[WHAT IS ASKED] In the entries below, count the lines holding "JSON". Reply with the number only.

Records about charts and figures
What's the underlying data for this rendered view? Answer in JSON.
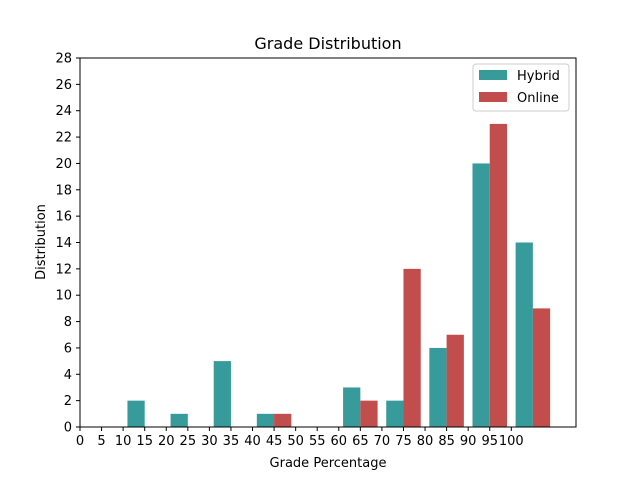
{
  "chart_data": {
    "type": "bar",
    "title": "Grade Distribution",
    "xlabel": "Grade Percentage",
    "ylabel": "Distribution",
    "categories": [
      "10-15",
      "20-25",
      "30-35",
      "40-45",
      "60-65",
      "70-75",
      "80-85",
      "90-95",
      "100"
    ],
    "x_centers": [
      15,
      25,
      35,
      45,
      65,
      75,
      85,
      95,
      105
    ],
    "series": [
      {
        "name": "Hybrid",
        "color": "#379b9b",
        "values": [
          2,
          1,
          5,
          1,
          3,
          2,
          6,
          20,
          14
        ]
      },
      {
        "name": "Online",
        "color": "#c14d4d",
        "values": [
          0,
          0,
          0,
          1,
          2,
          12,
          7,
          23,
          9
        ]
      }
    ],
    "xlim": [
      0,
      115
    ],
    "ylim": [
      0,
      28
    ],
    "xticks": [
      0,
      5,
      10,
      15,
      20,
      25,
      30,
      35,
      40,
      45,
      50,
      55,
      60,
      65,
      70,
      75,
      80,
      85,
      90,
      95,
      100
    ],
    "xtick_labels": [
      "0",
      "5",
      "10",
      "15",
      "20",
      "25",
      "30",
      "35",
      "40",
      "45",
      "50",
      "55",
      "60",
      "65",
      "70",
      "75",
      "80",
      "85",
      "90",
      "95",
      "100"
    ],
    "yticks": [
      0,
      2,
      4,
      6,
      8,
      10,
      12,
      14,
      16,
      18,
      20,
      22,
      24,
      26,
      28
    ],
    "ytick_labels": [
      "0",
      "2",
      "4",
      "6",
      "8",
      "10",
      "12",
      "14",
      "16",
      "18",
      "20",
      "22",
      "24",
      "26",
      "28"
    ],
    "legend_position": "top-right",
    "grid": false
  }
}
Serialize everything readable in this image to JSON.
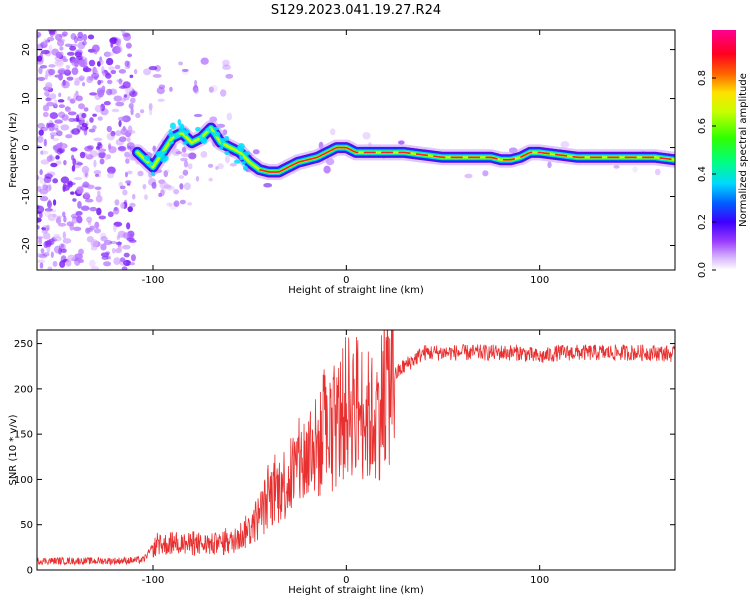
{
  "title": "S129.2023.041.19.27.R24",
  "chart_data": [
    {
      "type": "heatmap",
      "xlabel": "Height of straight line (km)",
      "ylabel": "Frequency (Hz)",
      "xlim": [
        -160,
        170
      ],
      "ylim": [
        -25,
        24
      ],
      "x_ticks": [
        -100,
        0,
        100
      ],
      "y_ticks": [
        -20,
        -10,
        0,
        10,
        20
      ],
      "colorbar": {
        "label": "Normalized spectral amplitude",
        "range": [
          0,
          1
        ],
        "ticks": [
          "0.0",
          "0.2",
          "0.4",
          "0.6",
          "0.8"
        ],
        "colormap": "white-purple-blue-cyan-green-yellow-red-magenta"
      },
      "ridge": {
        "x": [
          -108,
          -100,
          -95,
          -90,
          -85,
          -80,
          -75,
          -70,
          -65,
          -60,
          -55,
          -50,
          -45,
          -40,
          -35,
          -30,
          -25,
          -20,
          -15,
          -10,
          -5,
          0,
          5,
          10,
          15,
          20,
          30,
          40,
          50,
          60,
          70,
          75,
          80,
          85,
          90,
          95,
          100,
          110,
          120,
          140,
          160,
          170
        ],
        "y": [
          -1,
          -4,
          -1,
          2,
          3,
          1,
          2,
          4,
          1,
          0,
          -1,
          -3,
          -4.5,
          -5,
          -5,
          -4,
          -3,
          -2.5,
          -2,
          -1,
          0,
          0,
          -1,
          -1,
          -1,
          -1,
          -1,
          -1.5,
          -2,
          -2,
          -2,
          -2,
          -2.5,
          -2.5,
          -2,
          -1,
          -1,
          -1.5,
          -2,
          -2,
          -2,
          -2.5
        ]
      }
    },
    {
      "type": "line",
      "xlabel": "Height of straight line (km)",
      "ylabel": "SNR (10 * v/v)",
      "xlim": [
        -160,
        170
      ],
      "ylim": [
        0,
        265
      ],
      "x_ticks": [
        -100,
        0,
        100
      ],
      "y_ticks": [
        0,
        50,
        100,
        150,
        200,
        250
      ],
      "color": "#e83030",
      "trend": {
        "x": [
          -160,
          -140,
          -120,
          -105,
          -100,
          -90,
          -80,
          -70,
          -60,
          -50,
          -45,
          -40,
          -35,
          -30,
          -25,
          -20,
          -15,
          -10,
          -5,
          0,
          5,
          10,
          15,
          20,
          25,
          30,
          40,
          50,
          60,
          80,
          90,
          100,
          110,
          120,
          140,
          160,
          170
        ],
        "y": [
          10,
          10,
          10,
          11,
          25,
          30,
          28,
          28,
          30,
          45,
          60,
          80,
          90,
          100,
          115,
          125,
          135,
          145,
          160,
          180,
          185,
          170,
          165,
          200,
          215,
          225,
          240,
          240,
          240,
          240,
          240,
          235,
          240,
          240,
          240,
          240,
          238
        ]
      }
    }
  ]
}
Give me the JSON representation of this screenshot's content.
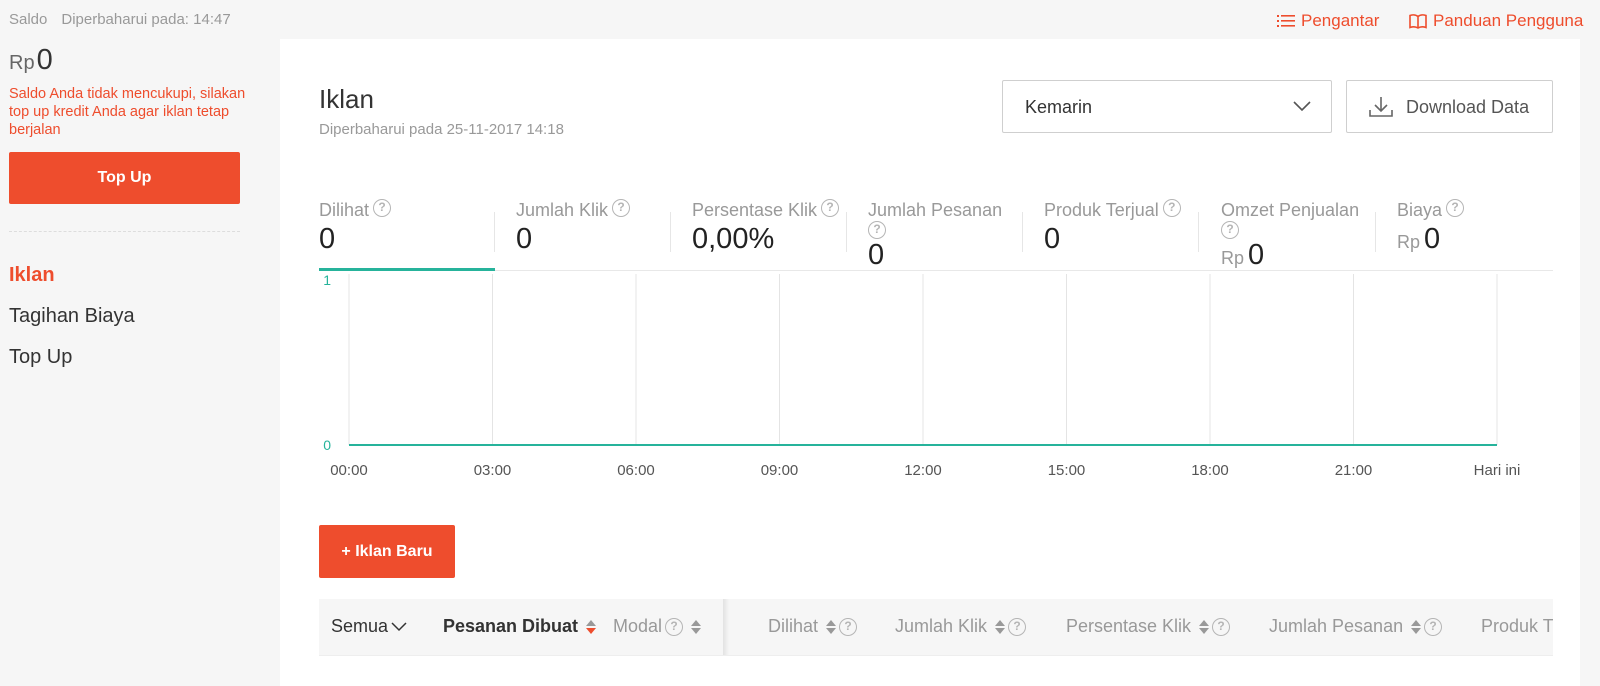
{
  "sidebar": {
    "saldo_label": "Saldo",
    "updated_at": "Diperbaharui pada: 14:47",
    "currency": "Rp",
    "balance": "0",
    "warning": "Saldo Anda tidak mencukupi, silakan top up kredit Anda agar iklan tetap berjalan",
    "topup_label": "Top Up",
    "nav": [
      {
        "label": "Iklan",
        "active": true
      },
      {
        "label": "Tagihan Biaya",
        "active": false
      },
      {
        "label": "Top Up",
        "active": false
      }
    ]
  },
  "toplinks": {
    "intro": "Pengantar",
    "guide": "Panduan Pengguna"
  },
  "header": {
    "title": "Iklan",
    "subtitle": "Diperbaharui pada 25-11-2017 14:18",
    "period": "Kemarin",
    "download_label": "Download Data"
  },
  "metrics": [
    {
      "label": "Dilihat",
      "value": "0",
      "currency": ""
    },
    {
      "label": "Jumlah Klik",
      "value": "0",
      "currency": ""
    },
    {
      "label": "Persentase Klik",
      "value": "0,00%",
      "currency": ""
    },
    {
      "label": "Jumlah Pesanan",
      "value": "0",
      "currency": ""
    },
    {
      "label": "Produk Terjual",
      "value": "0",
      "currency": ""
    },
    {
      "label": "Omzet Penjualan",
      "value": "0",
      "currency": "Rp"
    },
    {
      "label": "Biaya",
      "value": "0",
      "currency": "Rp"
    }
  ],
  "chart_data": {
    "type": "line",
    "categories": [
      "00:00",
      "03:00",
      "06:00",
      "09:00",
      "12:00",
      "15:00",
      "18:00",
      "21:00",
      "Hari ini"
    ],
    "series": [
      {
        "values": [
          0,
          0,
          0,
          0,
          0,
          0,
          0,
          0,
          0
        ],
        "color": "#26b39b"
      }
    ],
    "ylim": [
      0,
      1
    ],
    "yticks": [
      "0",
      "1"
    ],
    "grid": "vertical",
    "xlabel": "",
    "ylabel": ""
  },
  "new_ad_label": "+ Iklan Baru",
  "table": {
    "filter": "Semua",
    "columns": [
      "Pesanan Dibuat",
      "Modal",
      "Dilihat",
      "Jumlah Klik",
      "Persentase Klik",
      "Jumlah Pesanan",
      "Produk T"
    ]
  },
  "colors": {
    "accent": "#ee4d2d",
    "chart_line": "#26b39b"
  }
}
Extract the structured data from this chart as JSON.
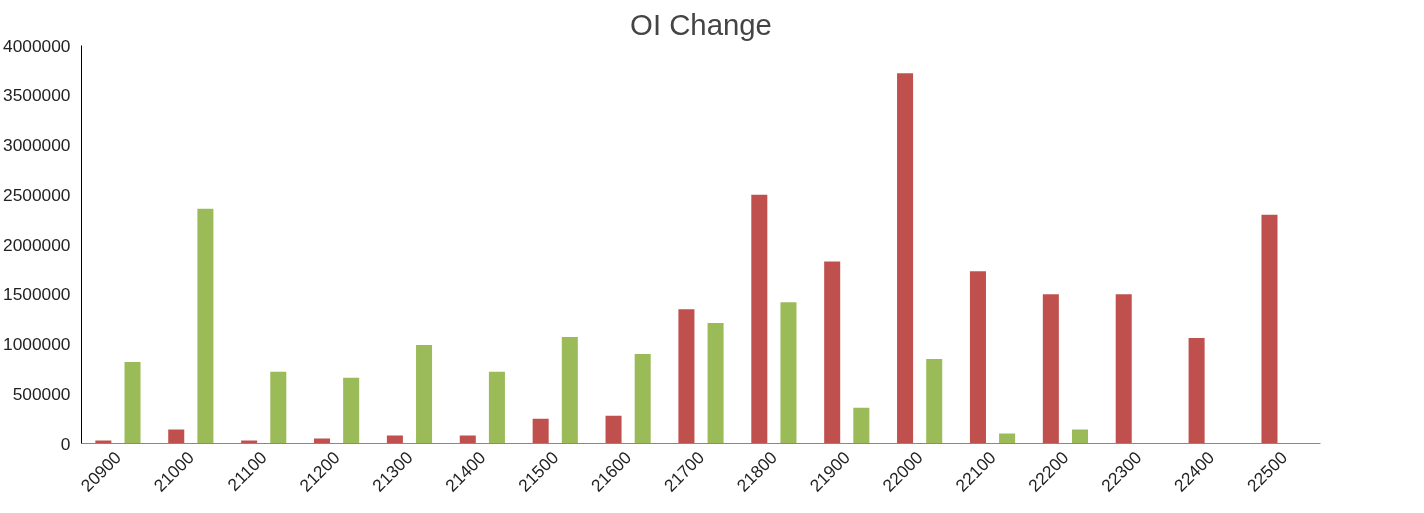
{
  "chart_data": {
    "type": "bar",
    "title": "OI Change",
    "categories": [
      "20900",
      "21000",
      "21100",
      "21200",
      "21300",
      "21400",
      "21500",
      "21600",
      "21700",
      "21800",
      "21900",
      "22000",
      "22100",
      "22200",
      "22300",
      "22400",
      "22500"
    ],
    "series": [
      {
        "color": "#c0504d",
        "values": [
          30000,
          140000,
          30000,
          50000,
          80000,
          80000,
          250000,
          280000,
          1350000,
          2500000,
          1830000,
          3720000,
          1730000,
          1500000,
          1500000,
          1060000,
          2300000
        ]
      },
      {
        "color": "#9bbb59",
        "values": [
          820000,
          2360000,
          720000,
          660000,
          990000,
          720000,
          1070000,
          900000,
          1210000,
          1420000,
          360000,
          850000,
          100000,
          140000,
          null,
          null,
          null
        ]
      }
    ],
    "ylim": [
      0,
      4000000
    ],
    "yticks": [
      0,
      500000,
      1000000,
      1500000,
      2000000,
      2500000,
      3000000,
      3500000,
      4000000
    ],
    "grid": false
  }
}
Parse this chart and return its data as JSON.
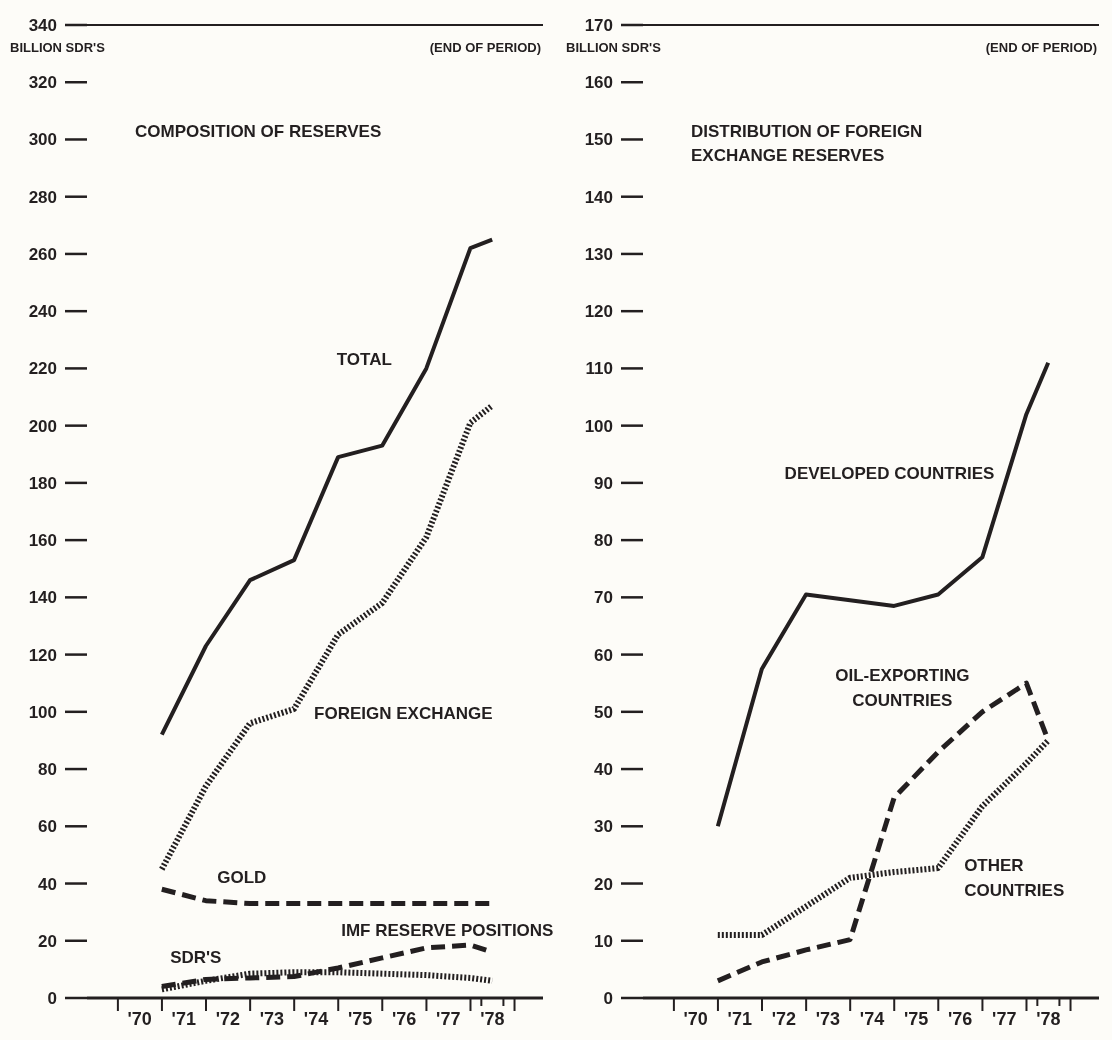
{
  "chart_data": [
    {
      "type": "line",
      "title": "COMPOSITION OF RESERVES",
      "ylabel": "BILLION SDR'S",
      "annotations": [
        "(END OF PERIOD)"
      ],
      "x": [
        "1970-12-31",
        "1971-12-31",
        "1972-12-31",
        "1973-12-31",
        "1974-12-31",
        "1975-12-31",
        "1976-12-31",
        "1977-12-31",
        "1978-06-30"
      ],
      "xlim": [
        "1969-04-20",
        "1979-08-25"
      ],
      "xticks": [
        {
          "value": "1970-01-01",
          "label": null
        },
        {
          "value": "1970-07-01",
          "label": "'70"
        },
        {
          "value": "1971-01-01",
          "label": null
        },
        {
          "value": "1971-07-01",
          "label": "'71"
        },
        {
          "value": "1972-01-01",
          "label": null
        },
        {
          "value": "1972-07-01",
          "label": "'72"
        },
        {
          "value": "1973-01-01",
          "label": null
        },
        {
          "value": "1973-07-01",
          "label": "'73"
        },
        {
          "value": "1974-01-01",
          "label": null
        },
        {
          "value": "1974-07-01",
          "label": "'74"
        },
        {
          "value": "1975-01-01",
          "label": null
        },
        {
          "value": "1975-07-01",
          "label": "'75"
        },
        {
          "value": "1976-01-01",
          "label": null
        },
        {
          "value": "1976-07-01",
          "label": "'76"
        },
        {
          "value": "1977-01-01",
          "label": null
        },
        {
          "value": "1977-07-01",
          "label": "'77"
        },
        {
          "value": "1978-01-01",
          "label": null
        },
        {
          "value": "1978-04-01",
          "label": null
        },
        {
          "value": "1978-07-01",
          "label": "'78"
        },
        {
          "value": "1978-10-01",
          "label": null
        },
        {
          "value": "1979-01-01",
          "label": null
        }
      ],
      "ylim": [
        0,
        340
      ],
      "yticks": [
        0,
        20,
        40,
        60,
        80,
        100,
        120,
        140,
        160,
        180,
        200,
        220,
        240,
        260,
        280,
        300,
        320,
        340
      ],
      "grid": false,
      "legend": false,
      "marker": "none",
      "series": [
        {
          "name": "TOTAL",
          "color": "#231f20",
          "line_style": "solid",
          "values": [
            92,
            123,
            146,
            153,
            189,
            193,
            220,
            262,
            265
          ]
        },
        {
          "name": "FOREIGN EXCHANGE",
          "color": "#231f20",
          "line_style": "dotted",
          "values": [
            45,
            74,
            96,
            101,
            127,
            138,
            161,
            201,
            207
          ]
        },
        {
          "name": "GOLD",
          "color": "#231f20",
          "line_style": "dashed",
          "values": [
            38,
            34,
            33,
            33,
            33,
            33,
            33,
            33,
            33
          ]
        },
        {
          "name": "IMF RESERVE POSITIONS",
          "color": "#231f20",
          "line_style": "dashed",
          "values": [
            4,
            6.5,
            7,
            7.5,
            10.5,
            14,
            17.5,
            18.5,
            16
          ]
        },
        {
          "name": "SDR'S",
          "color": "#231f20",
          "line_style": "dotted",
          "values": [
            3,
            6,
            8.5,
            9,
            9,
            8.5,
            8,
            7,
            6
          ]
        }
      ]
    },
    {
      "type": "line",
      "title": "DISTRIBUTION OF FOREIGN EXCHANGE RESERVES",
      "ylabel": "BILLION SDR'S",
      "annotations": [
        "(END OF PERIOD)"
      ],
      "x": [
        "1970-12-31",
        "1971-12-31",
        "1972-12-31",
        "1973-12-31",
        "1974-12-31",
        "1975-12-31",
        "1976-12-31",
        "1977-12-31",
        "1978-06-30"
      ],
      "xlim": [
        "1969-04-20",
        "1979-08-25"
      ],
      "xticks": [
        {
          "value": "1970-01-01",
          "label": null
        },
        {
          "value": "1970-07-01",
          "label": "'70"
        },
        {
          "value": "1971-01-01",
          "label": null
        },
        {
          "value": "1971-07-01",
          "label": "'71"
        },
        {
          "value": "1972-01-01",
          "label": null
        },
        {
          "value": "1972-07-01",
          "label": "'72"
        },
        {
          "value": "1973-01-01",
          "label": null
        },
        {
          "value": "1973-07-01",
          "label": "'73"
        },
        {
          "value": "1974-01-01",
          "label": null
        },
        {
          "value": "1974-07-01",
          "label": "'74"
        },
        {
          "value": "1975-01-01",
          "label": null
        },
        {
          "value": "1975-07-01",
          "label": "'75"
        },
        {
          "value": "1976-01-01",
          "label": null
        },
        {
          "value": "1976-07-01",
          "label": "'76"
        },
        {
          "value": "1977-01-01",
          "label": null
        },
        {
          "value": "1977-07-01",
          "label": "'77"
        },
        {
          "value": "1978-01-01",
          "label": null
        },
        {
          "value": "1978-04-01",
          "label": null
        },
        {
          "value": "1978-07-01",
          "label": "'78"
        },
        {
          "value": "1978-10-01",
          "label": null
        },
        {
          "value": "1979-01-01",
          "label": null
        }
      ],
      "ylim": [
        0,
        170
      ],
      "yticks": [
        0,
        10,
        20,
        30,
        40,
        50,
        60,
        70,
        80,
        90,
        100,
        110,
        120,
        130,
        140,
        150,
        160,
        170
      ],
      "grid": false,
      "legend": false,
      "marker": "none",
      "series": [
        {
          "name": "DEVELOPED COUNTRIES",
          "color": "#231f20",
          "line_style": "solid",
          "values": [
            30,
            57.5,
            70.5,
            69.5,
            68.5,
            70.5,
            77,
            102,
            111
          ]
        },
        {
          "name": "OIL-EXPORTING COUNTRIES",
          "color": "#231f20",
          "line_style": "dashed",
          "values": [
            3,
            6.3,
            8.4,
            10.2,
            35,
            43,
            50,
            55,
            45
          ]
        },
        {
          "name": "OTHER COUNTRIES",
          "color": "#231f20",
          "line_style": "dotted",
          "values": [
            11,
            11,
            16,
            21,
            22,
            22.7,
            33.5,
            41,
            45
          ]
        }
      ]
    }
  ]
}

[SOLUTION TO THIS EXERCISE] 5